§ Brief
Show every line containing "したごころ" by copying it.

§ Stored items
>> start
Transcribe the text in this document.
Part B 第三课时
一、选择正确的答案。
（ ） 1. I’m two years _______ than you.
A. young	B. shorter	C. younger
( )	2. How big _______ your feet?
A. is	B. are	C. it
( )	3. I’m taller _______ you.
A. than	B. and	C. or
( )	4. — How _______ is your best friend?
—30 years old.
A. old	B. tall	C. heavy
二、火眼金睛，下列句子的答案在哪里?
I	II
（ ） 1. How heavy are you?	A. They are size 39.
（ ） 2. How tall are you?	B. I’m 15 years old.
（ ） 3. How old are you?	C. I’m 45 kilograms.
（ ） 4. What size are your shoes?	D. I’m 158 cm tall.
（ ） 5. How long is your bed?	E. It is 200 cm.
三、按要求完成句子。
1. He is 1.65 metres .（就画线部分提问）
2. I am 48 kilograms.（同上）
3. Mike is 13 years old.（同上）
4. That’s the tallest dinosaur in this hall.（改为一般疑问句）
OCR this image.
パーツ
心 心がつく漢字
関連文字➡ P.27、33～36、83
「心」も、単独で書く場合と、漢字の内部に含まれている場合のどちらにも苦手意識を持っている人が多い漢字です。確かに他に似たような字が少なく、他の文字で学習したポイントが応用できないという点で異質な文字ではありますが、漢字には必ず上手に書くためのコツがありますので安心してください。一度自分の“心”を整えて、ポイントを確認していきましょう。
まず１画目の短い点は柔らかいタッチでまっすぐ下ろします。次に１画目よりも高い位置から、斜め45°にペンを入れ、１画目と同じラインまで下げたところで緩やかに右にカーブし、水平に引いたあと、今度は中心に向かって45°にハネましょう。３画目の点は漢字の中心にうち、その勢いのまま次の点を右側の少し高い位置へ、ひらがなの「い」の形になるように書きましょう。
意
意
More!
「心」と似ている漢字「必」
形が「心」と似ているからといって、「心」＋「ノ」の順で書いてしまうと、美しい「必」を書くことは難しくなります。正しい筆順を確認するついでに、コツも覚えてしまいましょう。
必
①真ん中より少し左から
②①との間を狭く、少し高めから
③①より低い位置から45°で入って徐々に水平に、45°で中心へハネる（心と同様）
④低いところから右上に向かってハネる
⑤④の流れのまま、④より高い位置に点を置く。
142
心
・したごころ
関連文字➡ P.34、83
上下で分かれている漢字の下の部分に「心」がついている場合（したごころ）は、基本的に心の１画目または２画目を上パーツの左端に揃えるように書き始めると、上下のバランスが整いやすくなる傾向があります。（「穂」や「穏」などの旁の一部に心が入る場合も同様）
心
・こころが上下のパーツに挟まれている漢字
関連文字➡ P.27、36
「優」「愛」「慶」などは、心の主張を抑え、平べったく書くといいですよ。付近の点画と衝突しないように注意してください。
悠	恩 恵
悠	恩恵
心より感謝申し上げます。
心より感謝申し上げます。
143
>> end
§ Solution below
・したごころ
上下で分かれている漢字の下の部分に「心」がついている場合（したごころ）は、基本的に心の１画目または２画目を上パーツの左端に揃えるように書き始めると、上下のバランスが整いやすくなる傾向があります。（「穂」や「穏」などの旁の一部に心が入る場合も同様）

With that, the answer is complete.